What to do:
Return the whole listing, line for line, without the pictures in it.

[BEGIN Data shown]

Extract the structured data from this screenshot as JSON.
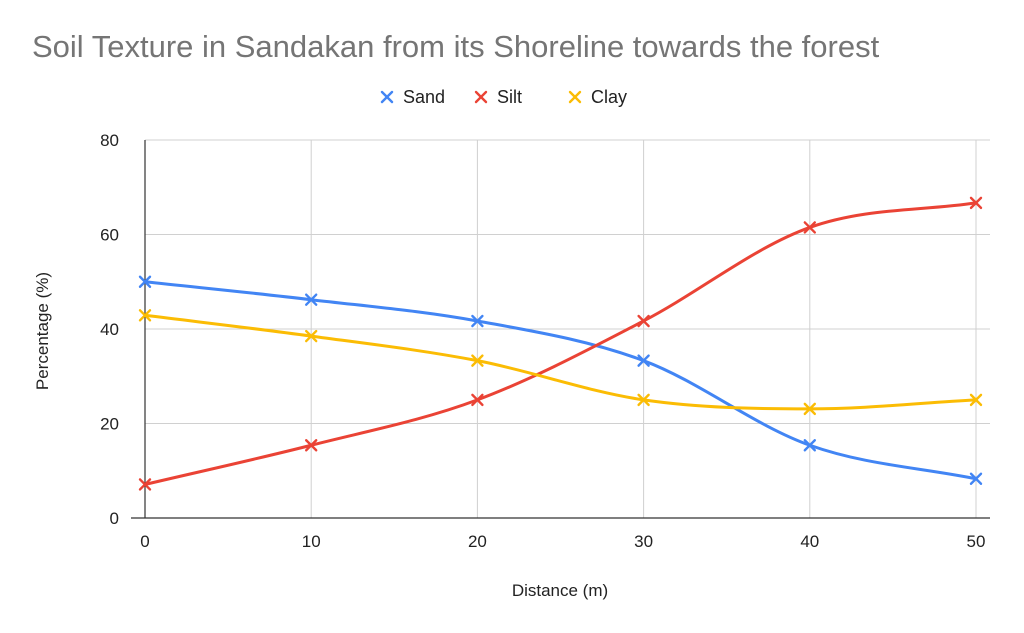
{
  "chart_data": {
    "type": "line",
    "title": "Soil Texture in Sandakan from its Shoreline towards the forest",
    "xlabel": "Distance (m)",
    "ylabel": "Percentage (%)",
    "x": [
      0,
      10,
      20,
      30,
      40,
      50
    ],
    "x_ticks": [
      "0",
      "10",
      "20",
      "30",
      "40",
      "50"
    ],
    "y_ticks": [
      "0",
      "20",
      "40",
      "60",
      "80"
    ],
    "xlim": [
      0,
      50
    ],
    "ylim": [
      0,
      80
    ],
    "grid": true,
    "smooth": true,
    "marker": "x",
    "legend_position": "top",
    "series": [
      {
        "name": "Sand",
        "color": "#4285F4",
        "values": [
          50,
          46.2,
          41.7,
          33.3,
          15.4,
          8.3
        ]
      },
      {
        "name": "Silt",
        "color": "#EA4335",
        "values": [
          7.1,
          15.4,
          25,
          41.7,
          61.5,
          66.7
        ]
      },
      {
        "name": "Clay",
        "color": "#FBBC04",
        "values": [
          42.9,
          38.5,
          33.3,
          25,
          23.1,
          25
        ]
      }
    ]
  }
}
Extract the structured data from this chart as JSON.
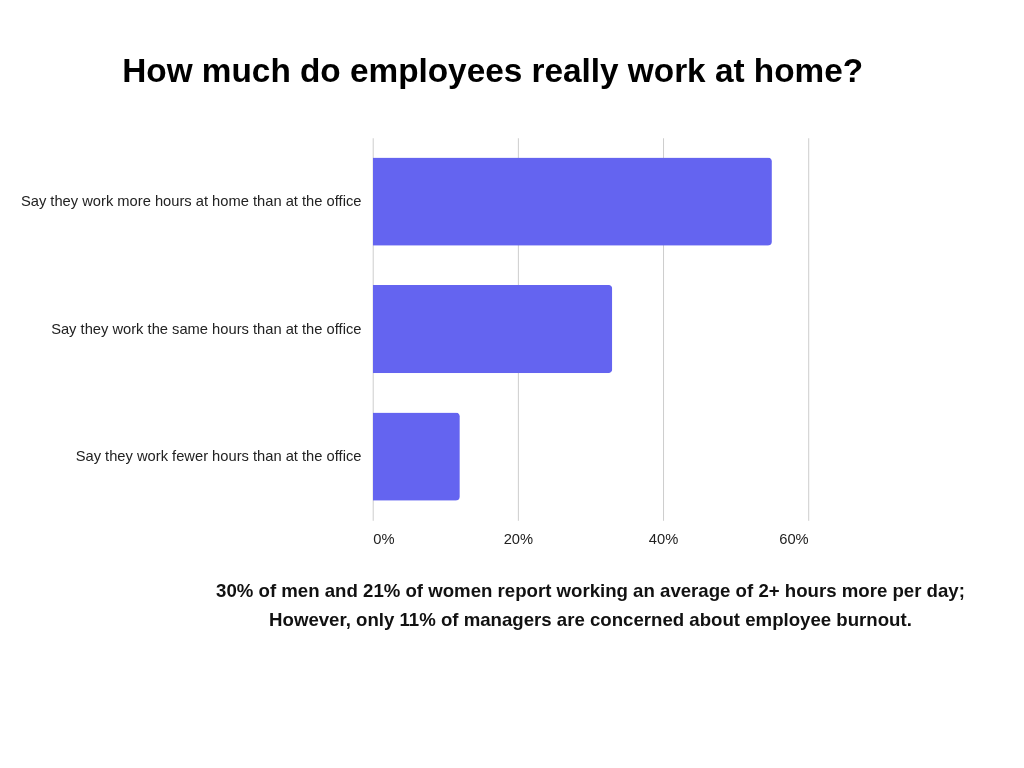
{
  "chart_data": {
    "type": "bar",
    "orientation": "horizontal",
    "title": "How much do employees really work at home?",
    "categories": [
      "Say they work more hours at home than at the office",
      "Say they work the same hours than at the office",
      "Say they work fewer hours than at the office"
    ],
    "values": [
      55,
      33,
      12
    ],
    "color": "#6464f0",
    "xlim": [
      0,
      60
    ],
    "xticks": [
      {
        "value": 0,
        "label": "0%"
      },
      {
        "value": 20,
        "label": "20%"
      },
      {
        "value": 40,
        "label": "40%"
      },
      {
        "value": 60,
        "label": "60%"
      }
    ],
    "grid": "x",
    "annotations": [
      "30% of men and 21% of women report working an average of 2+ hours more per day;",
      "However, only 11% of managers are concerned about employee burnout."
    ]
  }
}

[END Data shown]

Problem solution:
Extract the structured data from this screenshot as JSON.
{
  "chart_data": {
    "type": "line",
    "title": "Soil Texture in Sandakan from its Shoreline towards the forest",
    "xlabel": "Distance (m)",
    "ylabel": "Percentage (%)",
    "x": [
      0,
      10,
      20,
      30,
      40,
      50
    ],
    "x_ticks": [
      "0",
      "10",
      "20",
      "30",
      "40",
      "50"
    ],
    "y_ticks": [
      "0",
      "20",
      "40",
      "60",
      "80"
    ],
    "xlim": [
      0,
      50
    ],
    "ylim": [
      0,
      80
    ],
    "grid": true,
    "smooth": true,
    "marker": "x",
    "legend_position": "top",
    "series": [
      {
        "name": "Sand",
        "color": "#4285F4",
        "values": [
          50,
          46.2,
          41.7,
          33.3,
          15.4,
          8.3
        ]
      },
      {
        "name": "Silt",
        "color": "#EA4335",
        "values": [
          7.1,
          15.4,
          25,
          41.7,
          61.5,
          66.7
        ]
      },
      {
        "name": "Clay",
        "color": "#FBBC04",
        "values": [
          42.9,
          38.5,
          33.3,
          25,
          23.1,
          25
        ]
      }
    ]
  }
}
Extract the structured data from this chart as JSON.
{
  "chart_data": {
    "type": "bar",
    "orientation": "horizontal",
    "title": "How much do employees really work at home?",
    "categories": [
      "Say they work more hours at home than at the office",
      "Say they work the same hours than at the office",
      "Say they work fewer hours than at the office"
    ],
    "values": [
      55,
      33,
      12
    ],
    "color": "#6464f0",
    "xlim": [
      0,
      60
    ],
    "xticks": [
      {
        "value": 0,
        "label": "0%"
      },
      {
        "value": 20,
        "label": "20%"
      },
      {
        "value": 40,
        "label": "40%"
      },
      {
        "value": 60,
        "label": "60%"
      }
    ],
    "grid": "x",
    "annotations": [
      "30% of men and 21% of women report working an average of 2+ hours more per day;",
      "However, only 11% of managers are concerned about employee burnout."
    ]
  }
}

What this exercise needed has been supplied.